__GIVEN INSTRUCTION__
Assemble all lines in which the string "SRMTID" appears.
--------------------
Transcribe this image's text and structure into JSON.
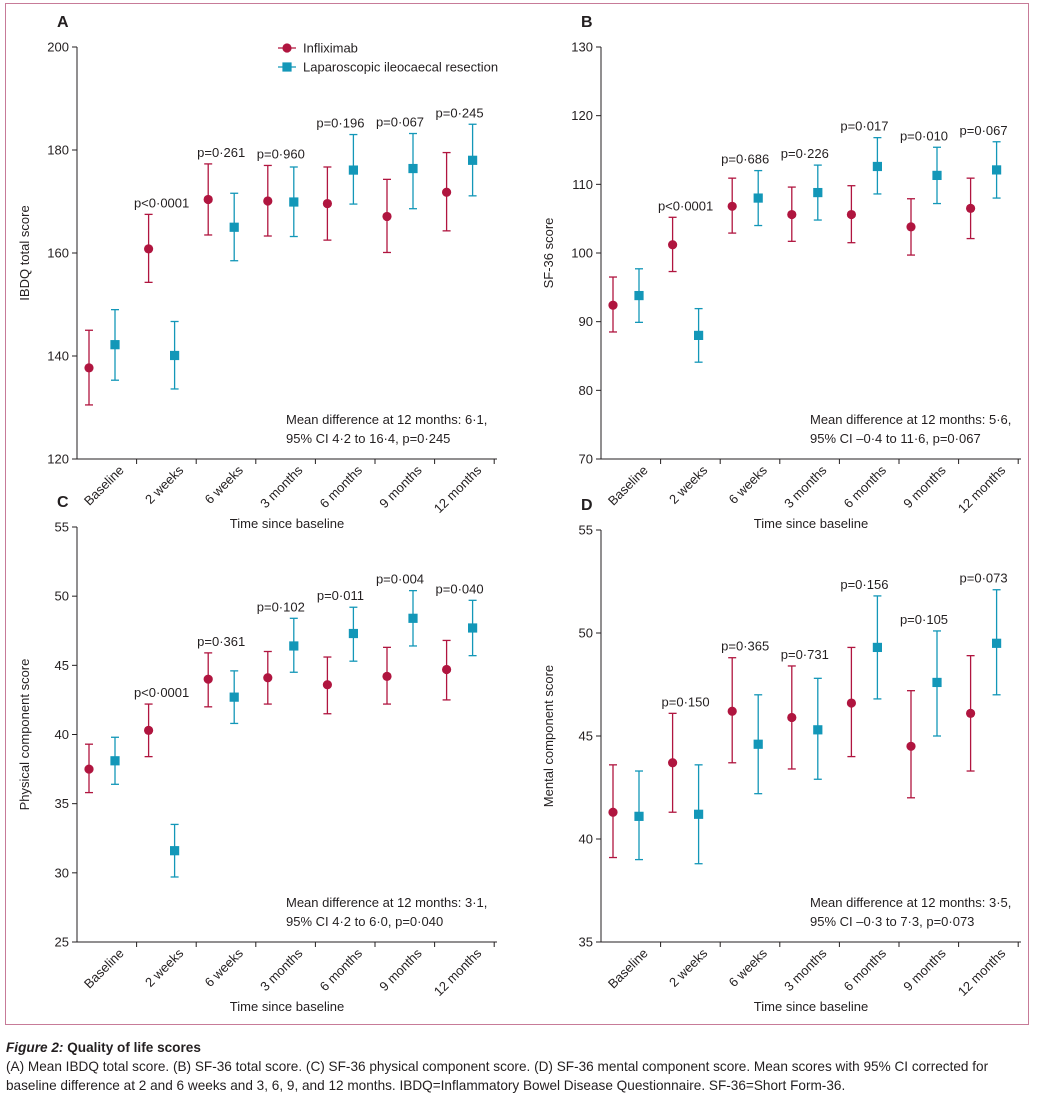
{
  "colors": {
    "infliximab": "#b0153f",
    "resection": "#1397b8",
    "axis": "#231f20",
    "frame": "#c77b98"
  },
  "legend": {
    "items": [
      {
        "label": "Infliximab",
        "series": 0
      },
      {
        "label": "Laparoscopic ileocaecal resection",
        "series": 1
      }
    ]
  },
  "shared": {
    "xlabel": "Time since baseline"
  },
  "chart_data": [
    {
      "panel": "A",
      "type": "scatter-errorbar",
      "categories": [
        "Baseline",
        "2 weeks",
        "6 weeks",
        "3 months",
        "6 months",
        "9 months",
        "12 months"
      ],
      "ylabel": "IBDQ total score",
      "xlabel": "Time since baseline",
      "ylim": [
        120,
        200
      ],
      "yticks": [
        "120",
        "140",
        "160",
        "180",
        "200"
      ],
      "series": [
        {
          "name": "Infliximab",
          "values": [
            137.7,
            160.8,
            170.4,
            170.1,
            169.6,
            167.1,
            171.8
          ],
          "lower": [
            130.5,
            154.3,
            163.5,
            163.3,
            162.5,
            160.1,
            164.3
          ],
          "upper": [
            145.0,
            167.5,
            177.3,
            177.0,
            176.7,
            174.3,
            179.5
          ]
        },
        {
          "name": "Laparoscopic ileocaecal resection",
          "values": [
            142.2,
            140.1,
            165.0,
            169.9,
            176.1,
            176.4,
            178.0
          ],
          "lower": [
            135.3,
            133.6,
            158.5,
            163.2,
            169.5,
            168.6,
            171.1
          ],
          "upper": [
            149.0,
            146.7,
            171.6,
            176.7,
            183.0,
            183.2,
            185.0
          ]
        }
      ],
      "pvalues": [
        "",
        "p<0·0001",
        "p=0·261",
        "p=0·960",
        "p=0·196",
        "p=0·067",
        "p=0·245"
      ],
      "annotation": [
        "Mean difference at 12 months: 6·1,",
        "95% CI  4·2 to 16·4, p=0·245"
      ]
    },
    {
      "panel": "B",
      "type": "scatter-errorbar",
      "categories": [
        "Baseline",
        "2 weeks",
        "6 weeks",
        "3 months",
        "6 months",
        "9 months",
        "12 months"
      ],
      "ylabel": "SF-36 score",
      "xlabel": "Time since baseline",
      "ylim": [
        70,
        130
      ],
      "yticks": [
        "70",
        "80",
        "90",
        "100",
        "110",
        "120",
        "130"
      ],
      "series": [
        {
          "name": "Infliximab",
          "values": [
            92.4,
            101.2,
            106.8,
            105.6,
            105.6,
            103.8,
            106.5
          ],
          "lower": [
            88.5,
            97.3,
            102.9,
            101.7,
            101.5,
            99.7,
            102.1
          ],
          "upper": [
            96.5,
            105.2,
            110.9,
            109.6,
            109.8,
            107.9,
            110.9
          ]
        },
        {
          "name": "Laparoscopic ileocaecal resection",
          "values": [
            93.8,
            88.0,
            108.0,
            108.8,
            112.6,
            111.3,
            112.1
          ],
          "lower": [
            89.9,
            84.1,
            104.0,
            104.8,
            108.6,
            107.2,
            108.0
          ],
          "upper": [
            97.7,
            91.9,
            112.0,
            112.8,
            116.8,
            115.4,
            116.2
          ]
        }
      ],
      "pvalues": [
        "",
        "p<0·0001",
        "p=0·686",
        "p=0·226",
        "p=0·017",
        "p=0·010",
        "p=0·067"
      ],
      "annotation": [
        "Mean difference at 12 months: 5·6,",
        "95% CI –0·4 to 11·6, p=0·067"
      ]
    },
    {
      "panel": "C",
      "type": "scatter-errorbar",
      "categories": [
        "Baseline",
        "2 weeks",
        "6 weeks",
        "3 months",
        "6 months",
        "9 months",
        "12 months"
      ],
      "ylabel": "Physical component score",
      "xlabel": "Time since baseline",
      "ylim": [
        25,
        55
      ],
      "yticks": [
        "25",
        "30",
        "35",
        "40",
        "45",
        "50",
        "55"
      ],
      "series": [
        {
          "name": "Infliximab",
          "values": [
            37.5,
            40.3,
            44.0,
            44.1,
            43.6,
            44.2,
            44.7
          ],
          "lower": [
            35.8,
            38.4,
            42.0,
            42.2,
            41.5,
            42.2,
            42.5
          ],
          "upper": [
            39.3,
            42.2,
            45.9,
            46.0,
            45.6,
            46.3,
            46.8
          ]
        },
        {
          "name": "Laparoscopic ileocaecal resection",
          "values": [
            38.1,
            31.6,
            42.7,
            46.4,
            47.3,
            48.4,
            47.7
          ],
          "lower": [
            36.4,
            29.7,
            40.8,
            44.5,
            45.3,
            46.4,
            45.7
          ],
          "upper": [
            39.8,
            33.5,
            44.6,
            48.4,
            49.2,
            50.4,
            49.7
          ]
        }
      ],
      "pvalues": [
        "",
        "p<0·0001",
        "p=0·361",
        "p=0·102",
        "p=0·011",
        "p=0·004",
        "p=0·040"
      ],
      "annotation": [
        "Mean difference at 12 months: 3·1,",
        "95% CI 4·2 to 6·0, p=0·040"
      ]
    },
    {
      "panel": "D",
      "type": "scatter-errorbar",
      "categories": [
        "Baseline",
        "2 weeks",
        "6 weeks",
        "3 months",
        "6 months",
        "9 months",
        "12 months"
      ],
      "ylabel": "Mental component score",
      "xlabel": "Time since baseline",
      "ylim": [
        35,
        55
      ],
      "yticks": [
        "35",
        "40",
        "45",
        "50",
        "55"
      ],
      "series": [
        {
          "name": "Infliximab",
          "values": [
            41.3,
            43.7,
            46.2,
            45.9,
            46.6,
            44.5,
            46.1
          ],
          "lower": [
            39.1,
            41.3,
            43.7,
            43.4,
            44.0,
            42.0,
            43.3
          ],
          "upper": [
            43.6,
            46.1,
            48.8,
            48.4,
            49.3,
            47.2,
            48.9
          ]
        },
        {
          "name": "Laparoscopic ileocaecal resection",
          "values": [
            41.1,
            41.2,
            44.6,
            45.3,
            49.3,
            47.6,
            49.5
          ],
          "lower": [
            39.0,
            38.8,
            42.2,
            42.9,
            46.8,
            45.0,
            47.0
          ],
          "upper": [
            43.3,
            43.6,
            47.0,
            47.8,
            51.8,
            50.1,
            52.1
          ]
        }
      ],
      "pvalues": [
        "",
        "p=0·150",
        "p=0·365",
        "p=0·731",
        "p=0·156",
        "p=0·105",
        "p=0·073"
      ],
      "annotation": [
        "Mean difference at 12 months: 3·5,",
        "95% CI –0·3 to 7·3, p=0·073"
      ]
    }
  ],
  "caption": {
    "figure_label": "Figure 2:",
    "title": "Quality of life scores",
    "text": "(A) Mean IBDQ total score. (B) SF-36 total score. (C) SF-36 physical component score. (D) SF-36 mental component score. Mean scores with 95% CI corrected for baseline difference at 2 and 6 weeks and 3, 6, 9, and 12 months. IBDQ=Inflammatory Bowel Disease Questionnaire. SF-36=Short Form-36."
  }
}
--------------------
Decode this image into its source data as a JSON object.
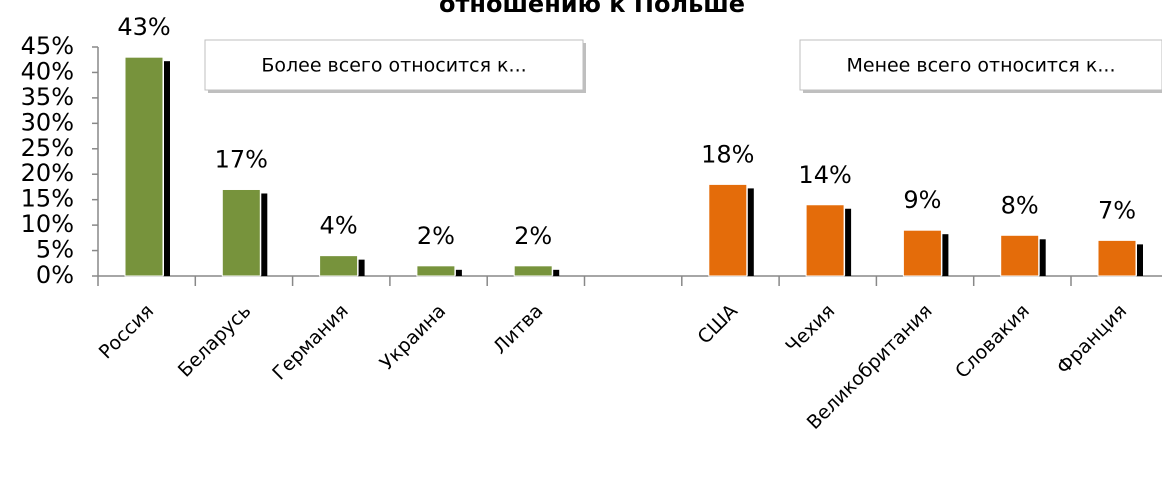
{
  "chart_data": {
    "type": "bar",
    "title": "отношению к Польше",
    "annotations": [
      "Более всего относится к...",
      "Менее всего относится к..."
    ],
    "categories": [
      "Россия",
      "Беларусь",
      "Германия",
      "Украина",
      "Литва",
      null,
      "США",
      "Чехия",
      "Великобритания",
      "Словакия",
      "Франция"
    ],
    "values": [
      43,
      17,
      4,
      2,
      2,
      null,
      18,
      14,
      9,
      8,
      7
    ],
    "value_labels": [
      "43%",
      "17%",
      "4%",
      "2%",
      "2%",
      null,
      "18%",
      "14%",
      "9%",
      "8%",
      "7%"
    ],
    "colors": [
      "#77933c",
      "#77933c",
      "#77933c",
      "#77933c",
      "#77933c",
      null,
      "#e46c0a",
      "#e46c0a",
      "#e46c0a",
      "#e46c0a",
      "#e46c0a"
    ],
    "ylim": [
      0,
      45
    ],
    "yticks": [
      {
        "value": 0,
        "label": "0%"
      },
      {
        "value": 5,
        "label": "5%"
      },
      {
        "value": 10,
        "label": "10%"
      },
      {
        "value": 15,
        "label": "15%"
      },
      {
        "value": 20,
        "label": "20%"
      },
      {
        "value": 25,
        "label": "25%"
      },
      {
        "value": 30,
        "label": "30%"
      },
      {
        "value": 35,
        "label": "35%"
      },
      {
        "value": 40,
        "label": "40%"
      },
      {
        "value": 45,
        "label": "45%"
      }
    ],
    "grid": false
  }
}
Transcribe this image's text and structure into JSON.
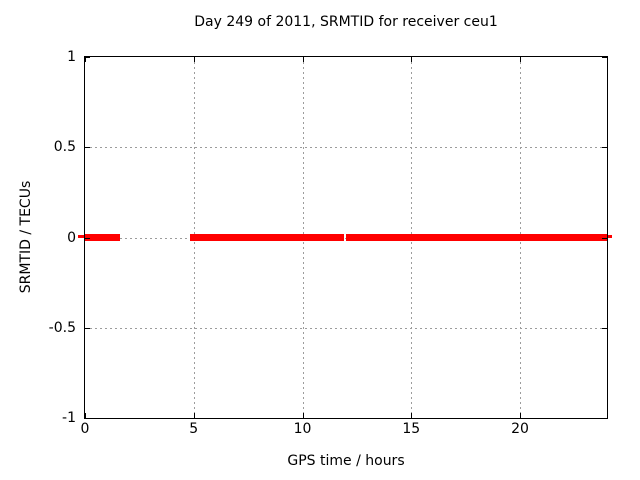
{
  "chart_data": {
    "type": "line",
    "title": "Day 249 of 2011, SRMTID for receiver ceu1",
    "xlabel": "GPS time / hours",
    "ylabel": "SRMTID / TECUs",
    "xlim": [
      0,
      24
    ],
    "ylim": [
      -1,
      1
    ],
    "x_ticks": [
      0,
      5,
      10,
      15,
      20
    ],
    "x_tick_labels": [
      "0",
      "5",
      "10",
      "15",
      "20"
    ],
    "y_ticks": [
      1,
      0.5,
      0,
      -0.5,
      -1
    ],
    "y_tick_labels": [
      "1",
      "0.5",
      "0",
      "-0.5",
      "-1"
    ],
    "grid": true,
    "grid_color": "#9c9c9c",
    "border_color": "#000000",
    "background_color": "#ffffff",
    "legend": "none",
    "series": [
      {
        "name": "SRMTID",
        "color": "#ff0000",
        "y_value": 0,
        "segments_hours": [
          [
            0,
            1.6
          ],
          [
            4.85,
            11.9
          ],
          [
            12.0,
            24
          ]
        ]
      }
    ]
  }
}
--------------------
__RESULT BELOW__
    "title": "Day 249 of 2011, SRMTID for receiver ceu1",
    "ylabel": "SRMTID / TECUs",
        "name": "SRMTID",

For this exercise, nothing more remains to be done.